_Task instructions_:
Set down, in full, every record in the block.

_Dataset excerpts_:
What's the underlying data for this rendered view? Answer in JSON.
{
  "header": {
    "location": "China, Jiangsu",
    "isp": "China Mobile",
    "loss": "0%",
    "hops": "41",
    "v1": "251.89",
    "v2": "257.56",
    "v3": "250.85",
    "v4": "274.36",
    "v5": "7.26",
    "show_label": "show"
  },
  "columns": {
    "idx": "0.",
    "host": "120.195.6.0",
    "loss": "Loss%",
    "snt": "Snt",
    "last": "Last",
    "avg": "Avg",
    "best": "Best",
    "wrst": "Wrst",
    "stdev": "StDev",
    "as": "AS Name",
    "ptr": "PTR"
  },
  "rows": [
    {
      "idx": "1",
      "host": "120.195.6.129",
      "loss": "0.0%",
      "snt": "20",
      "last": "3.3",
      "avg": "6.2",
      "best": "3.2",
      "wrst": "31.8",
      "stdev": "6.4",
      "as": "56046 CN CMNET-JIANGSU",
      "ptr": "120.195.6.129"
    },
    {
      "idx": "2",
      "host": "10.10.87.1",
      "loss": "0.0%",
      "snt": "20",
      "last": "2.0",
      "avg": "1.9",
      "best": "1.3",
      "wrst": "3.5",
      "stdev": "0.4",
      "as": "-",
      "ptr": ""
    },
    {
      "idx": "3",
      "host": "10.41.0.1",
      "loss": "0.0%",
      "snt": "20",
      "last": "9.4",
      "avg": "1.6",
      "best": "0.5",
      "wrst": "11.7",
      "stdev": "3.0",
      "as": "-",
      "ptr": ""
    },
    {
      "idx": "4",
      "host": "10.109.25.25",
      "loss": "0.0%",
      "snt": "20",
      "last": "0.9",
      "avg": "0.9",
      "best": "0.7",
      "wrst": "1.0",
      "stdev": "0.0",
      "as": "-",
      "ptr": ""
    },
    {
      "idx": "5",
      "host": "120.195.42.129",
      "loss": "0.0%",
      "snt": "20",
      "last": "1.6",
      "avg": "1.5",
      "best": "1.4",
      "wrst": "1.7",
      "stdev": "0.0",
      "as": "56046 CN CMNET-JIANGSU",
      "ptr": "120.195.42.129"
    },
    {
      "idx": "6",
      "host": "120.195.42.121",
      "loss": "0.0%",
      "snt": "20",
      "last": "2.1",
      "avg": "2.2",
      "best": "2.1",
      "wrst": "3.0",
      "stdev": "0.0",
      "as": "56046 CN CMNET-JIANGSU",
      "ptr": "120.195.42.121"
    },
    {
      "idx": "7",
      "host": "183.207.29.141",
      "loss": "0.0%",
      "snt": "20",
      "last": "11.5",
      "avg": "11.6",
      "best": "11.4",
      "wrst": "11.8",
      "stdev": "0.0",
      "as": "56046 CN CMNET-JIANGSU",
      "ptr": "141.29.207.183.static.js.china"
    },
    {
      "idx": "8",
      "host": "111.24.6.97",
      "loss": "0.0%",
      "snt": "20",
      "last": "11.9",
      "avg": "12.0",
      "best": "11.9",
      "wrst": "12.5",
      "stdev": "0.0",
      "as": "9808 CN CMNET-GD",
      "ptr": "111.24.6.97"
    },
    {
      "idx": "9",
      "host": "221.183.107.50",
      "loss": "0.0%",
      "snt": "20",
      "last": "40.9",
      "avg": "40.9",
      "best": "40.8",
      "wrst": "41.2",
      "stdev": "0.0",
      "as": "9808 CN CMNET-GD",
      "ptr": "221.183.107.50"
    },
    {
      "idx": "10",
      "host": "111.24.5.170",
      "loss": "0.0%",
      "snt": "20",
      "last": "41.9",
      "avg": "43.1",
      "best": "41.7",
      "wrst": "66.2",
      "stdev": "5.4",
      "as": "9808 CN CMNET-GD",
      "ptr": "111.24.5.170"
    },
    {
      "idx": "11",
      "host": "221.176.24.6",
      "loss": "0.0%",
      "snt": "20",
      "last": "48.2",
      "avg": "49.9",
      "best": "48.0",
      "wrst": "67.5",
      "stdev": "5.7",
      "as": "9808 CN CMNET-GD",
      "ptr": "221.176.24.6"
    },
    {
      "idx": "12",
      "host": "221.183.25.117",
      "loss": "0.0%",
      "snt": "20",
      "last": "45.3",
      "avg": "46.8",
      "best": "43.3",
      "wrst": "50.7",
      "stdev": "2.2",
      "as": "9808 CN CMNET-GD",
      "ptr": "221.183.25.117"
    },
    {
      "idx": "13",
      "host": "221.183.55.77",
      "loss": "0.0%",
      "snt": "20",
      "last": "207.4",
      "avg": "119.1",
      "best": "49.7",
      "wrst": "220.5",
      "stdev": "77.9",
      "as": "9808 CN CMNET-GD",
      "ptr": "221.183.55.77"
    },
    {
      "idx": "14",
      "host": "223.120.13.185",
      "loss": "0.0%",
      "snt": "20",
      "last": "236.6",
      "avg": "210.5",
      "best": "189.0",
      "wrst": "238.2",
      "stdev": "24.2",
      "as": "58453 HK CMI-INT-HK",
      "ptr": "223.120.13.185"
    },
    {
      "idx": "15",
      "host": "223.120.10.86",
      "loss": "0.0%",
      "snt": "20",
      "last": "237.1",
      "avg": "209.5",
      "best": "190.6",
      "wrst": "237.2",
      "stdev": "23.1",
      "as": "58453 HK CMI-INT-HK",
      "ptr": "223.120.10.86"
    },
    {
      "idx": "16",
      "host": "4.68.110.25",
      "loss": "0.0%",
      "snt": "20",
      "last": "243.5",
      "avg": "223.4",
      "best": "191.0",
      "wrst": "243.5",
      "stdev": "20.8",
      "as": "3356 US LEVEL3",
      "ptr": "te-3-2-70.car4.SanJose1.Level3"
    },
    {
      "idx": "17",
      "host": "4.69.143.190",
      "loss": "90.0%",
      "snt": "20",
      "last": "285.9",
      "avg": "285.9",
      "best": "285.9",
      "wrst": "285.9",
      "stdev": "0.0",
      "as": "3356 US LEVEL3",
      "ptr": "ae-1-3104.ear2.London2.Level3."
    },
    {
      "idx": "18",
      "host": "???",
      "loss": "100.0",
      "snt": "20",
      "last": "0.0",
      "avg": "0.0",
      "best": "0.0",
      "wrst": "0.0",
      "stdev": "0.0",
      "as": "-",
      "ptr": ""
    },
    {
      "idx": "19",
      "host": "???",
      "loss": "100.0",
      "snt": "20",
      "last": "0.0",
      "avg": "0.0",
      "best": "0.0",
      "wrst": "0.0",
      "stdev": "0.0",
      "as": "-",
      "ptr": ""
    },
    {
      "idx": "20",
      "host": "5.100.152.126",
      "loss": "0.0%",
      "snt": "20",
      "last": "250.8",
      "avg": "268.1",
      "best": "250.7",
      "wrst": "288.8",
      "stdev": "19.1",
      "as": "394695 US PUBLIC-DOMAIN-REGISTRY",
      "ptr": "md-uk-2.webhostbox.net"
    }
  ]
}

_Output for this exercise_:
What's the underlying data for this rendered view? Answer in JSON.
{
  "header": {
    "location": "China, Jiangsu",
    "isp": "China Mobile",
    "loss": "0%",
    "hops": "41",
    "v1": "251.89",
    "v2": "257.56",
    "v3": "250.85",
    "v4": "274.36",
    "v5": "7.26",
    "show_label": "show"
  },
  "columns": {
    "idx": "0.",
    "host": "120.195.6.0",
    "loss": "Loss%",
    "snt": "Snt",
    "last": "Last",
    "avg": "Avg",
    "best": "Best",
    "wrst": "Wrst",
    "stdev": "StDev",
    "as": "AS Name",
    "ptr": "PTR"
  },
  "rows": [
    {
      "idx": "1",
      "host": "120.195.6.129",
      "loss": "0.0%",
      "snt": "20",
      "last": "3.3",
      "avg": "6.2",
      "best": "3.2",
      "wrst": "31.8",
      "stdev": "6.4",
      "as": "56046 CN CMNET-JIANGSU",
      "ptr": "120.195.6.129"
    },
    {
      "idx": "2",
      "host": "10.10.87.1",
      "loss": "0.0%",
      "snt": "20",
      "last": "2.0",
      "avg": "1.9",
      "best": "1.3",
      "wrst": "3.5",
      "stdev": "0.4",
      "as": "-",
      "ptr": ""
    },
    {
      "idx": "3",
      "host": "10.41.0.1",
      "loss": "0.0%",
      "snt": "20",
      "last": "9.4",
      "avg": "1.6",
      "best": "0.5",
      "wrst": "11.7",
      "stdev": "3.0",
      "as": "-",
      "ptr": ""
    },
    {
      "idx": "4",
      "host": "10.109.25.25",
      "loss": "0.0%",
      "snt": "20",
      "last": "0.9",
      "avg": "0.9",
      "best": "0.7",
      "wrst": "1.0",
      "stdev": "0.0",
      "as": "-",
      "ptr": ""
    },
    {
      "idx": "5",
      "host": "120.195.42.129",
      "loss": "0.0%",
      "snt": "20",
      "last": "1.6",
      "avg": "1.5",
      "best": "1.4",
      "wrst": "1.7",
      "stdev": "0.0",
      "as": "56046 CN CMNET-JIANGSU",
      "ptr": "120.195.42.129"
    },
    {
      "idx": "6",
      "host": "120.195.42.121",
      "loss": "0.0%",
      "snt": "20",
      "last": "2.1",
      "avg": "2.2",
      "best": "2.1",
      "wrst": "3.0",
      "stdev": "0.0",
      "as": "56046 CN CMNET-JIANGSU",
      "ptr": "120.195.42.121"
    },
    {
      "idx": "7",
      "host": "183.207.29.141",
      "loss": "0.0%",
      "snt": "20",
      "last": "11.5",
      "avg": "11.6",
      "best": "11.4",
      "wrst": "11.8",
      "stdev": "0.0",
      "as": "56046 CN CMNET-JIANGSU",
      "ptr": "141.29.207.183.static.js.china"
    },
    {
      "idx": "8",
      "host": "111.24.6.97",
      "loss": "0.0%",
      "snt": "20",
      "last": "11.9",
      "avg": "12.0",
      "best": "11.9",
      "wrst": "12.5",
      "stdev": "0.0",
      "as": "9808 CN CMNET-GD",
      "ptr": "111.24.6.97"
    },
    {
      "idx": "9",
      "host": "221.183.107.50",
      "loss": "0.0%",
      "snt": "20",
      "last": "40.9",
      "avg": "40.9",
      "best": "40.8",
      "wrst": "41.2",
      "stdev": "0.0",
      "as": "9808 CN CMNET-GD",
      "ptr": "221.183.107.50"
    },
    {
      "idx": "10",
      "host": "111.24.5.170",
      "loss": "0.0%",
      "snt": "20",
      "last": "41.9",
      "avg": "43.1",
      "best": "41.7",
      "wrst": "66.2",
      "stdev": "5.4",
      "as": "9808 CN CMNET-GD",
      "ptr": "111.24.5.170"
    },
    {
      "idx": "11",
      "host": "221.176.24.6",
      "loss": "0.0%",
      "snt": "20",
      "last": "48.2",
      "avg": "49.9",
      "best": "48.0",
      "wrst": "67.5",
      "stdev": "5.7",
      "as": "9808 CN CMNET-GD",
      "ptr": "221.176.24.6"
    },
    {
      "idx": "12",
      "host": "221.183.25.117",
      "loss": "0.0%",
      "snt": "20",
      "last": "45.3",
      "avg": "46.8",
      "best": "43.3",
      "wrst": "50.7",
      "stdev": "2.2",
      "as": "9808 CN CMNET-GD",
      "ptr": "221.183.25.117"
    },
    {
      "idx": "13",
      "host": "221.183.55.77",
      "loss": "0.0%",
      "snt": "20",
      "last": "207.4",
      "avg": "119.1",
      "best": "49.7",
      "wrst": "220.5",
      "stdev": "77.9",
      "as": "9808 CN CMNET-GD",
      "ptr": "221.183.55.77"
    },
    {
      "idx": "14",
      "host": "223.120.13.185",
      "loss": "0.0%",
      "snt": "20",
      "last": "236.6",
      "avg": "210.5",
      "best": "189.0",
      "wrst": "238.2",
      "stdev": "24.2",
      "as": "58453 HK CMI-INT-HK",
      "ptr": "223.120.13.185"
    },
    {
      "idx": "15",
      "host": "223.120.10.86",
      "loss": "0.0%",
      "snt": "20",
      "last": "237.1",
      "avg": "209.5",
      "best": "190.6",
      "wrst": "237.2",
      "stdev": "23.1",
      "as": "58453 HK CMI-INT-HK",
      "ptr": "223.120.10.86"
    },
    {
      "idx": "16",
      "host": "4.68.110.25",
      "loss": "0.0%",
      "snt": "20",
      "last": "243.5",
      "avg": "223.4",
      "best": "191.0",
      "wrst": "243.5",
      "stdev": "20.8",
      "as": "3356 US LEVEL3",
      "ptr": "te-3-2-70.car4.SanJose1.Level3"
    },
    {
      "idx": "17",
      "host": "4.69.143.190",
      "loss": "90.0%",
      "snt": "20",
      "last": "285.9",
      "avg": "285.9",
      "best": "285.9",
      "wrst": "285.9",
      "stdev": "0.0",
      "as": "3356 US LEVEL3",
      "ptr": "ae-1-3104.ear2.London2.Level3."
    },
    {
      "idx": "18",
      "host": "???",
      "loss": "100.0",
      "snt": "20",
      "last": "0.0",
      "avg": "0.0",
      "best": "0.0",
      "wrst": "0.0",
      "stdev": "0.0",
      "as": "-",
      "ptr": ""
    },
    {
      "idx": "19",
      "host": "???",
      "loss": "100.0",
      "snt": "20",
      "last": "0.0",
      "avg": "0.0",
      "best": "0.0",
      "wrst": "0.0",
      "stdev": "0.0",
      "as": "-",
      "ptr": ""
    },
    {
      "idx": "20",
      "host": "5.100.152.126",
      "loss": "0.0%",
      "snt": "20",
      "last": "250.8",
      "avg": "268.1",
      "best": "250.7",
      "wrst": "288.8",
      "stdev": "19.1",
      "as": "394695 US PUBLIC-DOMAIN-REGISTRY",
      "ptr": "md-uk-2.webhostbox.net"
    }
  ]
}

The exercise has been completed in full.